[Extracted data entries]
--
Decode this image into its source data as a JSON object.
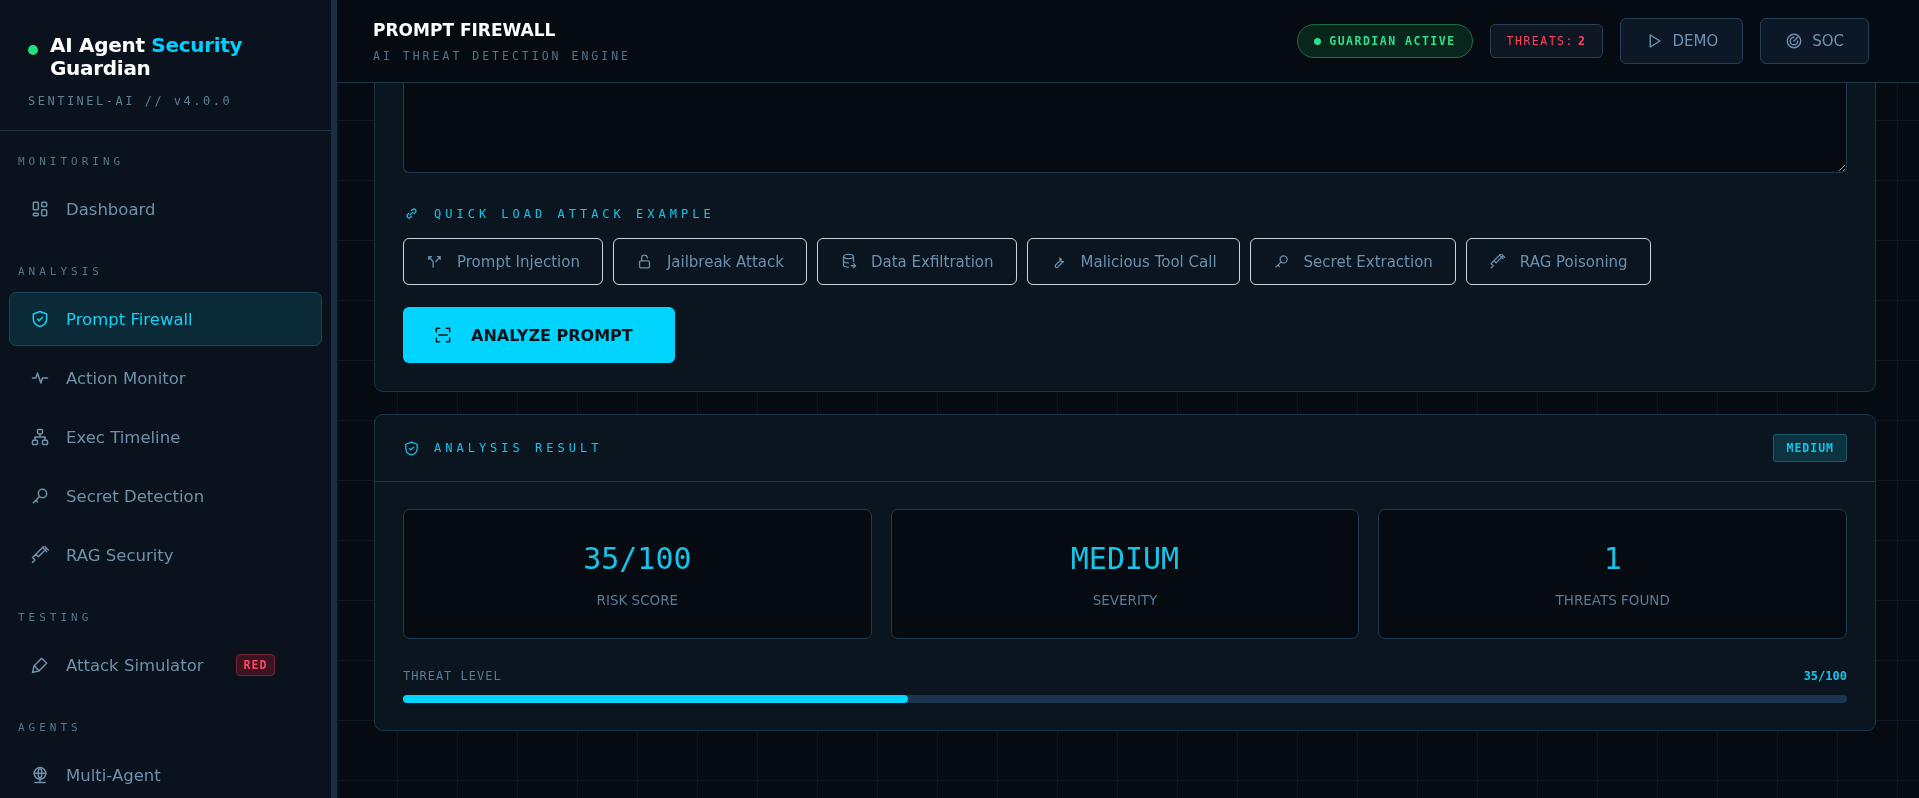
{
  "sidebar": {
    "brand": {
      "title": "AI Agent",
      "title_highlight": "Security",
      "title_end": "Guardian",
      "version": "SENTINEL-AI // v4.0.0"
    },
    "sections": [
      {
        "label": "MONITORING",
        "items": [
          {
            "label": "Dashboard",
            "selected": false
          }
        ]
      },
      {
        "label": "ANALYSIS",
        "items": [
          {
            "label": "Prompt Firewall",
            "selected": true
          },
          {
            "label": "Action Monitor",
            "selected": false
          },
          {
            "label": "Exec Timeline",
            "selected": false
          },
          {
            "label": "Secret Detection",
            "selected": false
          },
          {
            "label": "RAG Security",
            "selected": false
          }
        ]
      },
      {
        "label": "TESTING",
        "items": [
          {
            "label": "Attack Simulator",
            "selected": false,
            "badge": "RED"
          }
        ]
      },
      {
        "label": "AGENTS",
        "items": [
          {
            "label": "Multi-Agent",
            "selected": false
          }
        ]
      }
    ]
  },
  "header": {
    "title": "PROMPT FIREWALL",
    "subtitle": "AI THREAT DETECTION ENGINE",
    "status": "GUARDIAN ACTIVE",
    "threats_label": "THREATS:",
    "threats_count": "2",
    "buttons": [
      "DEMO",
      "SOC"
    ]
  },
  "quick_load": {
    "label": "QUICK LOAD ATTACK EXAMPLE",
    "examples": [
      "Prompt Injection",
      "Jailbreak Attack",
      "Data Exfiltration",
      "Malicious Tool Call",
      "Secret Extraction",
      "RAG Poisoning"
    ]
  },
  "analyze_button": "ANALYZE PROMPT",
  "result": {
    "title": "ANALYSIS RESULT",
    "severity_badge": "MEDIUM",
    "stats": [
      {
        "value": "35/100",
        "label": "RISK SCORE"
      },
      {
        "value": "MEDIUM",
        "label": "SEVERITY"
      },
      {
        "value": "1",
        "label": "THREATS FOUND"
      }
    ],
    "threat_level": {
      "label": "THREAT LEVEL",
      "reading": "35/100",
      "level": 0.35
    }
  }
}
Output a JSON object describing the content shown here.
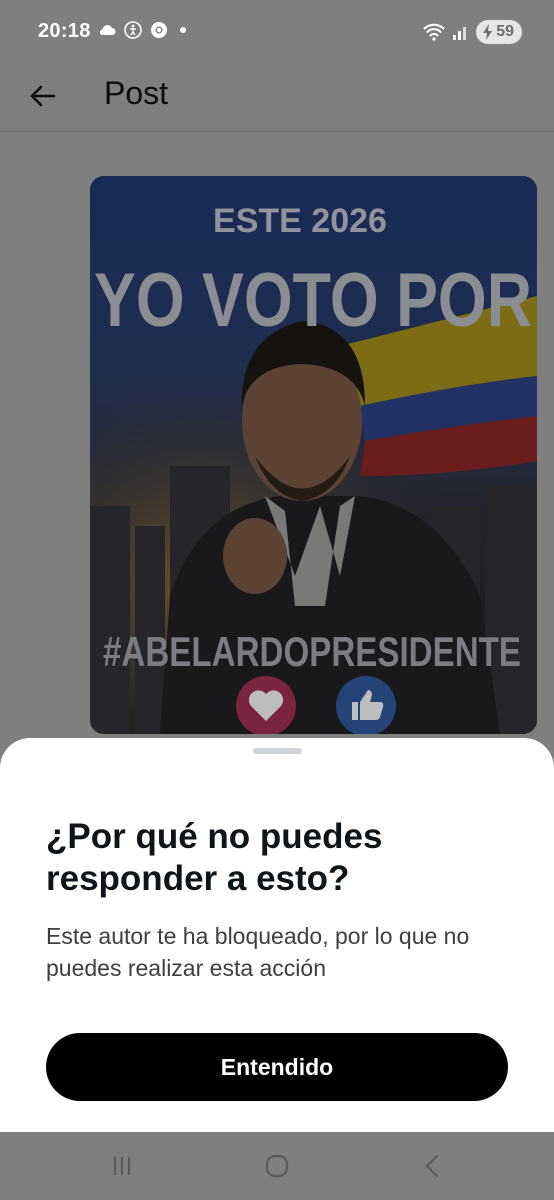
{
  "status_bar": {
    "time": "20:18",
    "left_icons": [
      "cloud-icon",
      "accessibility-icon",
      "chrome-icon",
      "dot-icon"
    ],
    "right_icons": [
      "wifi-icon",
      "signal-icon"
    ],
    "battery_level": "59"
  },
  "header": {
    "back_icon": "arrow-left-icon",
    "title": "Post"
  },
  "post": {
    "image_texts": {
      "line1": "ESTE 2026",
      "line2": "YO VOTO POR",
      "hashtag": "#ABELARDOPRESIDENTE"
    },
    "reaction_icons": [
      "heart-icon",
      "thumbs-up-icon"
    ]
  },
  "sheet": {
    "title": "¿Por qué no puedes responder a esto?",
    "body": "Este autor te ha bloqueado, por lo que no puedes realizar esta acción",
    "button_label": "Entendido"
  },
  "nav_bar": {
    "icons": [
      "recent-apps-icon",
      "home-icon",
      "back-nav-icon"
    ]
  }
}
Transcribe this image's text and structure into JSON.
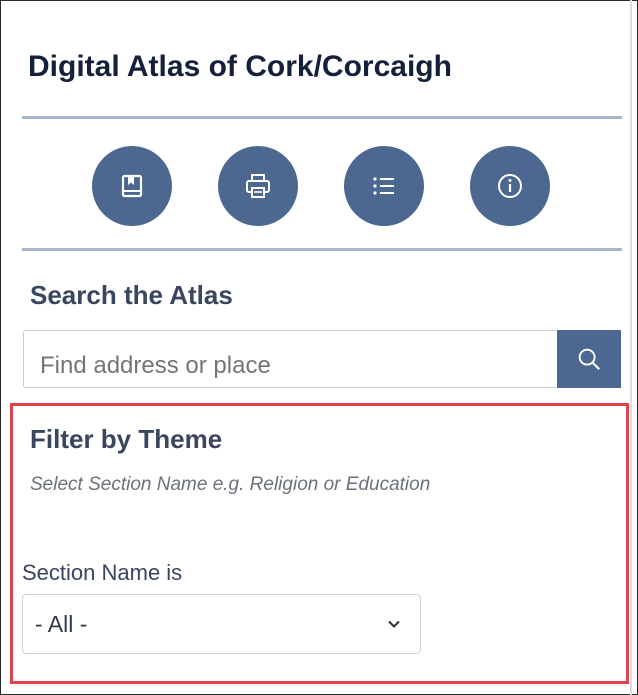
{
  "app": {
    "title": "Digital Atlas of Cork/Corcaigh"
  },
  "toolbar": {
    "buttons": [
      {
        "icon": "bookmark-icon"
      },
      {
        "icon": "print-icon"
      },
      {
        "icon": "list-icon"
      },
      {
        "icon": "info-icon"
      }
    ]
  },
  "search": {
    "heading": "Search the Atlas",
    "placeholder": "Find address or place",
    "button_icon": "search-icon"
  },
  "filter": {
    "heading": "Filter by Theme",
    "hint": "Select Section Name e.g. Religion or Education",
    "field_label": "Section Name is",
    "selected_value": "- All -"
  },
  "colors": {
    "accent": "#4c6891",
    "highlight_border": "#e0434a",
    "divider": "#a8b4c8"
  }
}
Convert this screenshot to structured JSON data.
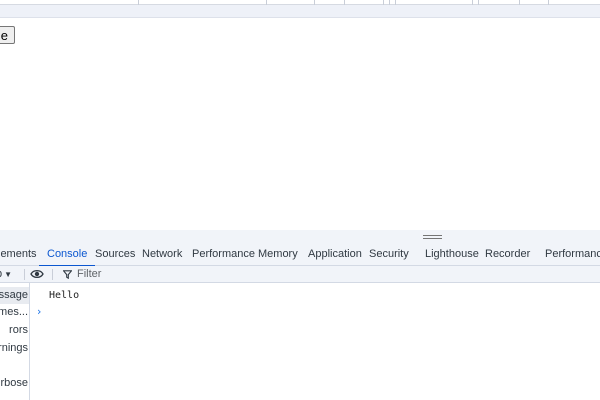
{
  "page": {
    "button_label": "le"
  },
  "devtools": {
    "tabs": [
      {
        "label": "lements"
      },
      {
        "label": "Console"
      },
      {
        "label": "Sources"
      },
      {
        "label": "Network"
      },
      {
        "label": "Performance"
      },
      {
        "label": "Memory"
      },
      {
        "label": "Application"
      },
      {
        "label": "Security"
      },
      {
        "label": "Lighthouse"
      },
      {
        "label": "Recorder"
      },
      {
        "label": "Performance in"
      }
    ],
    "active_tab": "Console",
    "toolbar": {
      "context_label": "p",
      "filter_placeholder": "Filter"
    },
    "sidebar": [
      {
        "label": "ssage",
        "selected": true
      },
      {
        "label": "r mes..."
      },
      {
        "label": "rors"
      },
      {
        "label": "arnings"
      },
      {
        "label": ""
      },
      {
        "label": "rbose"
      }
    ],
    "console": {
      "messages": [
        "Hello"
      ],
      "prompt_glyph": "›"
    },
    "colors": {
      "accent": "#0b57d0",
      "prompt": "#1a73e8",
      "panel_bg": "#f1f4f9"
    },
    "icons": [
      "eye-icon",
      "filter-icon",
      "chevron-right-icon",
      "drag-handle-icon",
      "caret-down-icon"
    ]
  }
}
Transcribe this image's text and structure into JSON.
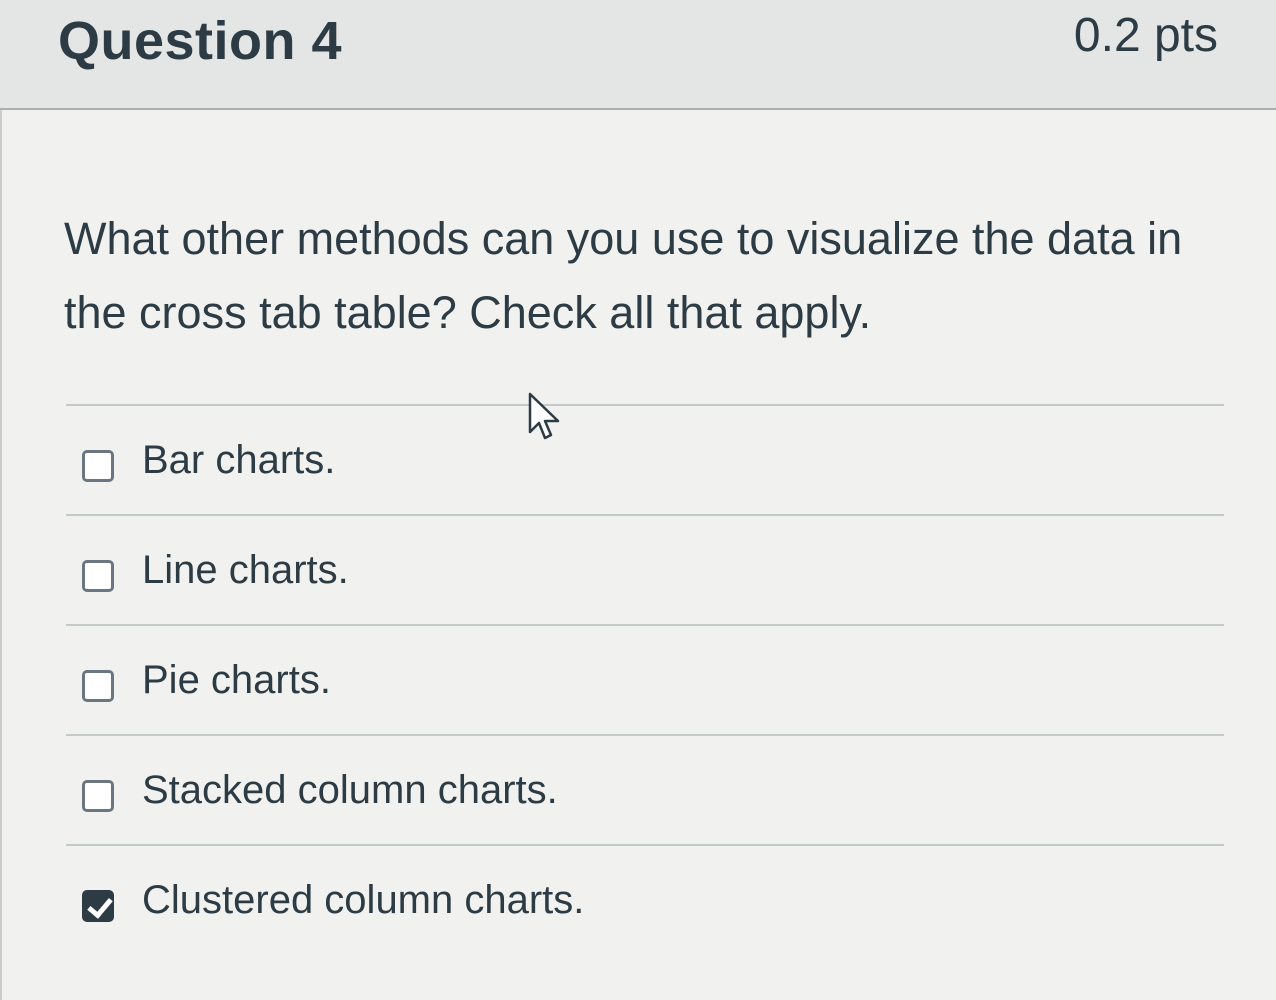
--
EXERCISE AIM: Set the listing down in full and exactly. Pictures within it should not appear in the copy.

RESPONSE TO THIS EXERCISE:
Decode this image into its source data as a JSON object.
{
  "sidebar": {
    "brand": {
      "title": "AI Agent",
      "title_highlight": "Security",
      "title_end": "Guardian",
      "version": "SENTINEL-AI // v4.0.0"
    },
    "sections": [
      {
        "label": "MONITORING",
        "items": [
          {
            "label": "Dashboard",
            "selected": false
          }
        ]
      },
      {
        "label": "ANALYSIS",
        "items": [
          {
            "label": "Prompt Firewall",
            "selected": true
          },
          {
            "label": "Action Monitor",
            "selected": false
          },
          {
            "label": "Exec Timeline",
            "selected": false
          },
          {
            "label": "Secret Detection",
            "selected": false
          },
          {
            "label": "RAG Security",
            "selected": false
          }
        ]
      },
      {
        "label": "TESTING",
        "items": [
          {
            "label": "Attack Simulator",
            "selected": false,
            "badge": "RED"
          }
        ]
      },
      {
        "label": "AGENTS",
        "items": [
          {
            "label": "Multi-Agent",
            "selected": false
          }
        ]
      }
    ]
  },
  "header": {
    "title": "PROMPT FIREWALL",
    "subtitle": "AI THREAT DETECTION ENGINE",
    "status": "GUARDIAN ACTIVE",
    "threats_label": "THREATS:",
    "threats_count": "2",
    "buttons": [
      "DEMO",
      "SOC"
    ]
  },
  "quick_load": {
    "label": "QUICK LOAD ATTACK EXAMPLE",
    "examples": [
      "Prompt Injection",
      "Jailbreak Attack",
      "Data Exfiltration",
      "Malicious Tool Call",
      "Secret Extraction",
      "RAG Poisoning"
    ]
  },
  "analyze_button": "ANALYZE PROMPT",
  "result": {
    "title": "ANALYSIS RESULT",
    "severity_badge": "MEDIUM",
    "stats": [
      {
        "value": "35/100",
        "label": "RISK SCORE"
      },
      {
        "value": "MEDIUM",
        "label": "SEVERITY"
      },
      {
        "value": "1",
        "label": "THREATS FOUND"
      }
    ],
    "threat_level": {
      "label": "THREAT LEVEL",
      "reading": "35/100",
      "level": 0.35
    }
  }
}
Output a JSON object describing the content shown here.
{
  "status_bar": {
    "time": "20:18",
    "left_icons": [
      "cloud-icon",
      "accessibility-icon",
      "chrome-icon",
      "dot-icon"
    ],
    "right_icons": [
      "wifi-icon",
      "signal-icon"
    ],
    "battery_level": "59"
  },
  "header": {
    "back_icon": "arrow-left-icon",
    "title": "Post"
  },
  "post": {
    "image_texts": {
      "line1": "ESTE 2026",
      "line2": "YO VOTO POR",
      "hashtag": "#ABELARDOPRESIDENTE"
    },
    "reaction_icons": [
      "heart-icon",
      "thumbs-up-icon"
    ]
  },
  "sheet": {
    "title": "¿Por qué no puedes responder a esto?",
    "body": "Este autor te ha bloqueado, por lo que no puedes realizar esta acción",
    "button_label": "Entendido"
  },
  "nav_bar": {
    "icons": [
      "recent-apps-icon",
      "home-icon",
      "back-nav-icon"
    ]
  }
}
Transcribe this image's text and structure into JSON.
{
  "app": {
    "title": "Digital Atlas of Cork/Corcaigh"
  },
  "toolbar": {
    "buttons": [
      {
        "icon": "bookmark-icon"
      },
      {
        "icon": "print-icon"
      },
      {
        "icon": "list-icon"
      },
      {
        "icon": "info-icon"
      }
    ]
  },
  "search": {
    "heading": "Search the Atlas",
    "placeholder": "Find address or place",
    "button_icon": "search-icon"
  },
  "filter": {
    "heading": "Filter by Theme",
    "hint": "Select Section Name e.g. Religion or Education",
    "field_label": "Section Name is",
    "selected_value": "- All -"
  },
  "colors": {
    "accent": "#4c6891",
    "highlight_border": "#e0434a",
    "divider": "#a8b4c8"
  }
}
Convert this screenshot to structured JSON data.
{
  "page": {
    "button_label": "le"
  },
  "devtools": {
    "tabs": [
      {
        "label": "lements"
      },
      {
        "label": "Console"
      },
      {
        "label": "Sources"
      },
      {
        "label": "Network"
      },
      {
        "label": "Performance"
      },
      {
        "label": "Memory"
      },
      {
        "label": "Application"
      },
      {
        "label": "Security"
      },
      {
        "label": "Lighthouse"
      },
      {
        "label": "Recorder"
      },
      {
        "label": "Performance in"
      }
    ],
    "active_tab": "Console",
    "toolbar": {
      "context_label": "p",
      "filter_placeholder": "Filter"
    },
    "sidebar": [
      {
        "label": "ssage",
        "selected": true
      },
      {
        "label": "r mes..."
      },
      {
        "label": "rors"
      },
      {
        "label": "arnings"
      },
      {
        "label": ""
      },
      {
        "label": "rbose"
      }
    ],
    "console": {
      "messages": [
        "Hello"
      ],
      "prompt_glyph": "›"
    },
    "colors": {
      "accent": "#0b57d0",
      "prompt": "#1a73e8",
      "panel_bg": "#f1f4f9"
    },
    "icons": [
      "eye-icon",
      "filter-icon",
      "chevron-right-icon",
      "drag-handle-icon",
      "caret-down-icon"
    ]
  }
}
Transcribe this image's text and structure into JSON.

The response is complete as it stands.